» Quoted passage
[Bug nptl/25847] pthread_cond_signal failed to wake up pthread_cond_wait due to a bug in undoing stealing

public inbox for glibc-bugs@sourceware.org
help / color / mirror / Atom feed

From: "frankbarrus_sw at shaggy dot cc" <sourceware-bugzilla@sourceware.org>
To: glibc-bugs@sourceware.org
Subject: [Bug nptl/25847] pthread_cond_signal failed to wake up pthread_cond_wait due to a bug in undoing stealing
Date: Tue, 06 Apr 2021 00:37:49 +0000	[thread overview]
Message-ID: <bug-25847-131-hljtgmCS0w@http.sourceware.org/bugzilla/> (raw)
In-Reply-To: <bug-25847-131@http.sourceware.org/bugzilla/>

https://sourceware.org/bugzilla/show_bug.cgi?id=25847

Frank Barrus <frankbarrus_sw at shaggy dot cc> changed:

           What    |Removed                     |Added
----------------------------------------------------------------------------
                 CC|                            |frankbarrus_sw at shaggy dot cc

--- Comment #28 from Frank Barrus <frankbarrus_sw at shaggy dot cc> ---
I have also recently been chasing this bug and couldn't find anything about it
online before, so I ended up having to figure it out and develop a workaround
for now.   While trying to find a place to post what I had found, my search now
led to this thread.

So in case it's still helpful in providing more details or confirming what
others have found, here's what I had already written up and was trying to find
a place to post:

During the course of my work over the past couple years, in software using
pthreads on multi-core and multi-CPU systems, I’ve been encountering obscure
lost wakeups that were leading to sometimes being completely stuck, but could
not pinpoint the source of the problem previously, and could find nothing
online that matched what I was seeing, so I had implemented watchdogs to “kick”
certain threads to prevent them from getting stuck once it was detected, but
that was very specific to a certain threadpool/taskqueue usage pattern in the
code.

After encountering this problem again in a general usage pattern that didn’t
lend itself well to the watchdog approach, I finally was able to make
investigating this problem a priority and just recently got to the bottom of it
(after previously looking online but not finding anything matching what I was
seeing at the time).

Here is the series of steps that leads to the bug:

- a waiter thread W1 has been running long enough (CPU-bound) to be eligible
for involuntary pre-emption by the kernel soon since its quantum is about to
expire.
thread W1 is immediately signaled before it blocks, and it consumes the signal,
but is then pre-empted before it can read g1_start

- one or more G1/G2 switches occur such that the current index for G2 is back
to where it was when W1 was pre-empted, but this is no longer effectively the
same group anymore even though it has the same index

- thread W1 sees the change in g1_start and assumes it consumed a signal that
was not meant for it. As a result, it conservatively sends a replacement signal
to the current G1 group, which turns out to be an unnecessary spurious signal.

» Task requirements
1 > In the glibc bug report, what had the writer implemented to "kick" certain threads so they would not get stuck?
2 > Write the next part of the glibc bug report, starting right after its final sentence.

» Data rows
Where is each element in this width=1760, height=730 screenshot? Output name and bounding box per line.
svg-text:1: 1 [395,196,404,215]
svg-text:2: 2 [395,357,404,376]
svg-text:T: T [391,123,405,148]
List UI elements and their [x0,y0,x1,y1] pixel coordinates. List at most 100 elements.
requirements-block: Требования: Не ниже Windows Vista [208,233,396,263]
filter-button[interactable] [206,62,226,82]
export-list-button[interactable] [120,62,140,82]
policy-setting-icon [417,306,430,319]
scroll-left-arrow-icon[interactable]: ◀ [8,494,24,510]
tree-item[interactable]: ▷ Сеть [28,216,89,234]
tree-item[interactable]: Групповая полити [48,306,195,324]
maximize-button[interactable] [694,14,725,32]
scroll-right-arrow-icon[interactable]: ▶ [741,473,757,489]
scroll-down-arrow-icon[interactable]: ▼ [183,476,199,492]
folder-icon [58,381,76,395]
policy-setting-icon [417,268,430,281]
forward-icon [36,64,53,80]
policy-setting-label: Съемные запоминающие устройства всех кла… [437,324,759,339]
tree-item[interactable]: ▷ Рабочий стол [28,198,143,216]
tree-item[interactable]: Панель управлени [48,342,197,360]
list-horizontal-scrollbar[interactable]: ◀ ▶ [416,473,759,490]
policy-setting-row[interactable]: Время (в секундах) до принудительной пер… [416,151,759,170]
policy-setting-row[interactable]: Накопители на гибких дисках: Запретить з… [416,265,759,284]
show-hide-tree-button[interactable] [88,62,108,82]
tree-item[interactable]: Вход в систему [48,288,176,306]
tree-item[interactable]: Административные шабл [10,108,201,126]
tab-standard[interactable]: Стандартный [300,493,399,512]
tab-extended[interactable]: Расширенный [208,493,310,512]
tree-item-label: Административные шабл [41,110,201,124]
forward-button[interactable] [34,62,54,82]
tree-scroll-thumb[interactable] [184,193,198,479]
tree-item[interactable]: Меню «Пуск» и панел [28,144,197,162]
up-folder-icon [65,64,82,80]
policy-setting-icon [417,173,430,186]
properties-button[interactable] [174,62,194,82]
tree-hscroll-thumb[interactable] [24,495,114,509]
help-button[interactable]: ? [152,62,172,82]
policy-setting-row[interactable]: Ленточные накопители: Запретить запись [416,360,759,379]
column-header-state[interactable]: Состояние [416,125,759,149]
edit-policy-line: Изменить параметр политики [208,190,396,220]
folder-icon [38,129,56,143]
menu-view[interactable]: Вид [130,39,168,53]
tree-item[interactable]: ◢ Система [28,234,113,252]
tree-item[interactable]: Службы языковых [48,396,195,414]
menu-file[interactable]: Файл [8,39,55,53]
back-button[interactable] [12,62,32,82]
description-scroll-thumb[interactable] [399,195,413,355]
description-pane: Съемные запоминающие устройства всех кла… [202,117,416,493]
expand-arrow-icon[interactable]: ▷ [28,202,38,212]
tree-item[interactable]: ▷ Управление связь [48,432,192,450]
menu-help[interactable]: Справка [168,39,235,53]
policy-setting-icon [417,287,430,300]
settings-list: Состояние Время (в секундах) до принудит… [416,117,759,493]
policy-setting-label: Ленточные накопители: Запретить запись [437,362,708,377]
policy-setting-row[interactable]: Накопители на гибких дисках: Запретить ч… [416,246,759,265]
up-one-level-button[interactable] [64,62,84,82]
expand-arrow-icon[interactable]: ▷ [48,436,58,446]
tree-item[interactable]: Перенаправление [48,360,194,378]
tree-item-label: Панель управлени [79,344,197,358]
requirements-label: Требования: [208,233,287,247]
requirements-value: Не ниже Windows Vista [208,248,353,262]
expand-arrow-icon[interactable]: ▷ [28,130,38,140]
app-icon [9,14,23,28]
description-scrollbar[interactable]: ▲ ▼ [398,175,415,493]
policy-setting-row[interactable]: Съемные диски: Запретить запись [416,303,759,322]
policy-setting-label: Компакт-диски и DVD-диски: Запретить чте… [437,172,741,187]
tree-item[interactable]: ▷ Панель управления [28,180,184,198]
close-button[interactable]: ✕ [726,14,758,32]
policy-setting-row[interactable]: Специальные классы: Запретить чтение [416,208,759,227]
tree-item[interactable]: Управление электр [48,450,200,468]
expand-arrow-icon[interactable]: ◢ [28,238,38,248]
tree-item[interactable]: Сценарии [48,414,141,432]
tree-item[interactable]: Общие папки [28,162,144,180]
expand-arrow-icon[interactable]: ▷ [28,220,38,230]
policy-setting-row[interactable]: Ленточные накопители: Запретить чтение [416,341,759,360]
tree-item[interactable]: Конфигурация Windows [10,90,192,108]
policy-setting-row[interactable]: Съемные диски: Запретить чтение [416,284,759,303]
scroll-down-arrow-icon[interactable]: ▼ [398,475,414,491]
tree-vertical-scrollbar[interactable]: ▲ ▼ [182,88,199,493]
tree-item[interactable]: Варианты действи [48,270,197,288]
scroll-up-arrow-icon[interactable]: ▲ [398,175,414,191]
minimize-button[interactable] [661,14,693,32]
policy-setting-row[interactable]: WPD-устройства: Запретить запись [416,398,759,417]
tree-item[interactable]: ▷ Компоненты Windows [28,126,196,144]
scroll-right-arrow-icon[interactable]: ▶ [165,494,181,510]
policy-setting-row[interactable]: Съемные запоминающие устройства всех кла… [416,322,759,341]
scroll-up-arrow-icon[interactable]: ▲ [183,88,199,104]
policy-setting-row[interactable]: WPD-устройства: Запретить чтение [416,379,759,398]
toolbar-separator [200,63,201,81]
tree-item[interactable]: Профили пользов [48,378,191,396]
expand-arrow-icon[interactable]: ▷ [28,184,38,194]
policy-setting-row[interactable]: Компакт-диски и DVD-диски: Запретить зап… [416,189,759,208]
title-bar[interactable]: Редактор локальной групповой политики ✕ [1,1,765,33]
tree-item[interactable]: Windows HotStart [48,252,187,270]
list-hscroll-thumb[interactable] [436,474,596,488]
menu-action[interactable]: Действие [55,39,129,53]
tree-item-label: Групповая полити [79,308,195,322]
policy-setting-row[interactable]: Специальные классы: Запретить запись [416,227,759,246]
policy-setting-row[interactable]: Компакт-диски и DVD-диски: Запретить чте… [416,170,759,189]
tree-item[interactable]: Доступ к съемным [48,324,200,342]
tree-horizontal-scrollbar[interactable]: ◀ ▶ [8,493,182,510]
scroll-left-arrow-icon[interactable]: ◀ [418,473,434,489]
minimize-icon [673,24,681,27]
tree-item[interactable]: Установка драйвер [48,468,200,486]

» Answers for the exercise
1 > Watchdogs.

2 >
>From the comments in the code, it would appear this not not considered harmful.
 (although it turns out it is)

- the extra signal wakes up a waiter W2 from group G1. However, since this
wakeup came from an extra replacement signal that should not have been sent,
the size of the group in g_size[G1] was never decremented, so now there is a
mismatch between the size of the group in g_size[G1] and the actual number of
remaining waiters.
(If multiple waiters (W1) follow this entire pattern at once on multiple cores,
there can be a mismatch of more than 1.)

- once the actual count of remaining waiters in G1 hits 0, the next signal sent
will increment g_signal[G2] and decrement g_size[G1] but will not wake up any
threads, and will not yet run the quiesce_and_switch since it thinks there are
still G1 waiters to consume signals.  (this does not take wrefs into account to
check how many waiters could possibly remain in G1)  This becomes a lost
signal, which will show up in g_signals[G1] since it can never be consumed. 
The condvar can now be in this state for any amount of time, and can accumulate
additional waiters in G2, but will still lose the very next signal.  (or
multiple next signals if g_size[G1] is greater than 1)
at this point, it's possible for software using the condvar to be stuck
completely if there are no additional signals ever sent.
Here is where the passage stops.